:: Brief ::
Review the material line by line. Identify and copy every line that contains the string "title".

====== Data for this task ======

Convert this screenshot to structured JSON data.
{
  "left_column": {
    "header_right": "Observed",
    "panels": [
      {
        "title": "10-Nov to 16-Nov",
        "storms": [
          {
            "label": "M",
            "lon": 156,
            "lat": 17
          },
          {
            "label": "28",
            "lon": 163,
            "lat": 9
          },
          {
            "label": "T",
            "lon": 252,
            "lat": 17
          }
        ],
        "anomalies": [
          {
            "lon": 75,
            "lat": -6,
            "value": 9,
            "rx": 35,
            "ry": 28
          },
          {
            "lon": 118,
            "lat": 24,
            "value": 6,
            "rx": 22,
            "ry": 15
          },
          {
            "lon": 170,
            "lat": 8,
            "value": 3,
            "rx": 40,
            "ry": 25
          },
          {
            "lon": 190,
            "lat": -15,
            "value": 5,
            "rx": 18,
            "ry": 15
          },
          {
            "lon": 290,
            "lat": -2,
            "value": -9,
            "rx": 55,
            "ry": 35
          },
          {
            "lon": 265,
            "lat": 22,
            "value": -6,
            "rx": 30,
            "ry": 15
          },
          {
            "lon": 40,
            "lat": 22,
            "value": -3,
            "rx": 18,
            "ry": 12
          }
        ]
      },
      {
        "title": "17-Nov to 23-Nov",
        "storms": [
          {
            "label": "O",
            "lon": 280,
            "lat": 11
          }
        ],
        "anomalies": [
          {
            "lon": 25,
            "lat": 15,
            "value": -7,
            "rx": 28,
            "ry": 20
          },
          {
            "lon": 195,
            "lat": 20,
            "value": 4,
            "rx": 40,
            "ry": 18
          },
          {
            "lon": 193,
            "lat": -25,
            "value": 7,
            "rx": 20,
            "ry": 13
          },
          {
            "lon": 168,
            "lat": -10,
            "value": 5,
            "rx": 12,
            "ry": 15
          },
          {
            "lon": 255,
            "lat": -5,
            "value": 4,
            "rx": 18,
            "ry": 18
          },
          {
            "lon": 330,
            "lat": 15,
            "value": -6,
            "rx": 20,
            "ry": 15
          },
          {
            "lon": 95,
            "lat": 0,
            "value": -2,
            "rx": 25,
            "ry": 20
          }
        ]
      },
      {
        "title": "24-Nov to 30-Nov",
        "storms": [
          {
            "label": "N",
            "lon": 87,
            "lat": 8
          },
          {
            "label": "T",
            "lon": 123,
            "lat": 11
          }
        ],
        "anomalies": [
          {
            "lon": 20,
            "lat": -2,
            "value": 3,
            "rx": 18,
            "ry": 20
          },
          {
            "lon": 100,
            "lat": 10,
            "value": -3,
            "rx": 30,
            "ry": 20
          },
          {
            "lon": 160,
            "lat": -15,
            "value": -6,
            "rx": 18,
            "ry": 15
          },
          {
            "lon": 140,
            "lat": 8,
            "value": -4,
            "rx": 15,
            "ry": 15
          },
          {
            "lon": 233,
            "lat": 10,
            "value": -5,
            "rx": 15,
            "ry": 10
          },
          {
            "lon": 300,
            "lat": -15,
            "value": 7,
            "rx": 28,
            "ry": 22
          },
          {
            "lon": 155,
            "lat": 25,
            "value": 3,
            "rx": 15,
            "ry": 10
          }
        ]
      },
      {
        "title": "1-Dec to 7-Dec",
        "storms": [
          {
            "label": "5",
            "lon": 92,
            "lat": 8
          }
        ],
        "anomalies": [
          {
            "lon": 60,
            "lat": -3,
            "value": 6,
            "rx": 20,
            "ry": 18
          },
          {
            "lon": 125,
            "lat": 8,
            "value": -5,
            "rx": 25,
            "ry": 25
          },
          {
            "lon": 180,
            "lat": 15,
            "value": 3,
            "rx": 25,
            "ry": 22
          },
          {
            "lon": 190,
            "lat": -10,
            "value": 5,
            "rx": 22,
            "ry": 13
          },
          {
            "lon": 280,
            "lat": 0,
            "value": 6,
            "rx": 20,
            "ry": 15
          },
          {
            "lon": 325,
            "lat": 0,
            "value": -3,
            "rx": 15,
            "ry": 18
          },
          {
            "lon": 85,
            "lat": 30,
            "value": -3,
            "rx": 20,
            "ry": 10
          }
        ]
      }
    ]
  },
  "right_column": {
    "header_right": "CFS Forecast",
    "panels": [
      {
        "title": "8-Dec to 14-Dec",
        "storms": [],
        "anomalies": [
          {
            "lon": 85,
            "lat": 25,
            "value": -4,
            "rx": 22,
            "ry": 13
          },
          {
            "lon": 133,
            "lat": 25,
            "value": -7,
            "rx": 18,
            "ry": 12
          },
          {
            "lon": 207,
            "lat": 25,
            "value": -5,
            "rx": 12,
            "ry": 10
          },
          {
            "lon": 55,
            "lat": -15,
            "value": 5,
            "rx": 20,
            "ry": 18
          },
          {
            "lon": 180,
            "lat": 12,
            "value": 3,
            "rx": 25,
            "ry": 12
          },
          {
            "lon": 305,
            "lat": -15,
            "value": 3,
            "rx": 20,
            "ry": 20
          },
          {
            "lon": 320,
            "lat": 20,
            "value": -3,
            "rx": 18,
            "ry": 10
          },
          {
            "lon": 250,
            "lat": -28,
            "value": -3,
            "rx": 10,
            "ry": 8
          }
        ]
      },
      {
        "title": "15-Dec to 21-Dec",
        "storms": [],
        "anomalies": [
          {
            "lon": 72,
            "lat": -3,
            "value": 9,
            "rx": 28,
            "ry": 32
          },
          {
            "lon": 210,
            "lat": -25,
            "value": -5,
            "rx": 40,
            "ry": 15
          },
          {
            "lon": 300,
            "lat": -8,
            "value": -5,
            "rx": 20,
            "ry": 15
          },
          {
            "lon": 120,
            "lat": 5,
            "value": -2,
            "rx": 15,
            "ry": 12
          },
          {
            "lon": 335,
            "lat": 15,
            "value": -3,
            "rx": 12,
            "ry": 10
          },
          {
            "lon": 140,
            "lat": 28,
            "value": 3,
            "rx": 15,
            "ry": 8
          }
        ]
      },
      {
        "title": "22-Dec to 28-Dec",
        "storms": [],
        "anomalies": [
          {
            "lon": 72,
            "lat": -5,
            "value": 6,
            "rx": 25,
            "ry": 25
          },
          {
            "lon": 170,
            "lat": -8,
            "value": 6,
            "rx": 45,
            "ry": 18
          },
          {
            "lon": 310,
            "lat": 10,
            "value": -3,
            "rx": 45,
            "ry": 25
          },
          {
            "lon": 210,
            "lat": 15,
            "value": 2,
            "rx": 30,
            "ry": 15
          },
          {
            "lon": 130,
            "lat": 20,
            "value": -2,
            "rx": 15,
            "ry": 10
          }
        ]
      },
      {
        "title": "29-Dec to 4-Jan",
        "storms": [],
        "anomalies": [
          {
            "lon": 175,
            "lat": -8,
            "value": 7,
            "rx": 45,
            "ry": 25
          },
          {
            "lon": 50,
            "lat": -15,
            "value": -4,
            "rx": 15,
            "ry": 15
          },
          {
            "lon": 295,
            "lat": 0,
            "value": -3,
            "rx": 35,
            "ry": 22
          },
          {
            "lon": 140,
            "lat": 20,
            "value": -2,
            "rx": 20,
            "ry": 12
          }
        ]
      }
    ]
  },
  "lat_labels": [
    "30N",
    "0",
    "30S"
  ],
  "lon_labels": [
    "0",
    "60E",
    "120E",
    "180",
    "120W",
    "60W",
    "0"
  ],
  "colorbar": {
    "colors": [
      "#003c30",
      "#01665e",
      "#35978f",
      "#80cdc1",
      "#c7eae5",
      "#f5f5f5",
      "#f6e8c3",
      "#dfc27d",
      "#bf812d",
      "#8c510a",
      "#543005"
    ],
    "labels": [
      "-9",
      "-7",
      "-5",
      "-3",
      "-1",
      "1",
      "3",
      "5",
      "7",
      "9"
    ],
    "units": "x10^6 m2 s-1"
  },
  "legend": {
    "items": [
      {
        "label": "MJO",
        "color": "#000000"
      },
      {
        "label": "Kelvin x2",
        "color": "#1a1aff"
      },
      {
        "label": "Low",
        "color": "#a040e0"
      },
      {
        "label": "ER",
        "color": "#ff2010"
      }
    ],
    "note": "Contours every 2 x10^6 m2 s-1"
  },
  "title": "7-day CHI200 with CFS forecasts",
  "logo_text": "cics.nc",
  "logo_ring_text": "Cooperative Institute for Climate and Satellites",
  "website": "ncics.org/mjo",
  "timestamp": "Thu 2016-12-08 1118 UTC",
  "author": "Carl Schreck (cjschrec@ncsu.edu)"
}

======

:: Output for this exercise ::
        "title": "10-Nov to 16-Nov",
        "title": "17-Nov to 23-Nov",
        "title": "24-Nov to 30-Nov",
        "title": "1-Dec to 7-Dec",
        "title": "8-Dec to 14-Dec",
        "title": "15-Dec to 21-Dec",
        "title": "22-Dec to 28-Dec",
        "title": "29-Dec to 4-Jan",
  "title": "7-day CHI200 with CFS forecasts",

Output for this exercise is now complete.